• [To be done]:
Report every line in the listing that contains the string "year".

• [Source data]:
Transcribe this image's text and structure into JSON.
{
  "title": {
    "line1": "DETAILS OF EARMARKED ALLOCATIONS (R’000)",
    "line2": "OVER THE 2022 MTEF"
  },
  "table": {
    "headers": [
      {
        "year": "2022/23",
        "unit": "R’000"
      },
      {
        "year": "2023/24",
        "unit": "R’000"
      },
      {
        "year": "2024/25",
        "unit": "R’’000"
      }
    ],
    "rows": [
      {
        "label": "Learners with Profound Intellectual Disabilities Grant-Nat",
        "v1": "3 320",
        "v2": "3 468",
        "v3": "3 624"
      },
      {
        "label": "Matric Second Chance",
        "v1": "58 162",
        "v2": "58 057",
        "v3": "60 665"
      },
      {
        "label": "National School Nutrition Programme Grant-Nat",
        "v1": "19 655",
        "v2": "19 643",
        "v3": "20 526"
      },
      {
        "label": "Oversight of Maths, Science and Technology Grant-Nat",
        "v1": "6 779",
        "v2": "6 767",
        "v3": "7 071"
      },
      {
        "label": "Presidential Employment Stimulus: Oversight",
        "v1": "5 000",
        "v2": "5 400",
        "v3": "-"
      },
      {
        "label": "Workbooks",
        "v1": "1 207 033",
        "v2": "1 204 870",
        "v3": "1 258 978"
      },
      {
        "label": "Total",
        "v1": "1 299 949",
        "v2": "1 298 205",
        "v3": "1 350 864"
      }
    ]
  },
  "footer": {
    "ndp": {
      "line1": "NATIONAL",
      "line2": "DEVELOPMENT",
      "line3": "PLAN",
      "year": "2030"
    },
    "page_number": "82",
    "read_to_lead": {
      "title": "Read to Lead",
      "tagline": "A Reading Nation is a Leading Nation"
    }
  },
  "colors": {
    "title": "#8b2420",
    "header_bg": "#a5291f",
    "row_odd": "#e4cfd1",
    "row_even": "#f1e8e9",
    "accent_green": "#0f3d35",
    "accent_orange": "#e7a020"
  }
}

• [Correct response]:
        "year": "2022/23",
        "year": "2023/24",
        "year": "2024/25",
      "year": "2030"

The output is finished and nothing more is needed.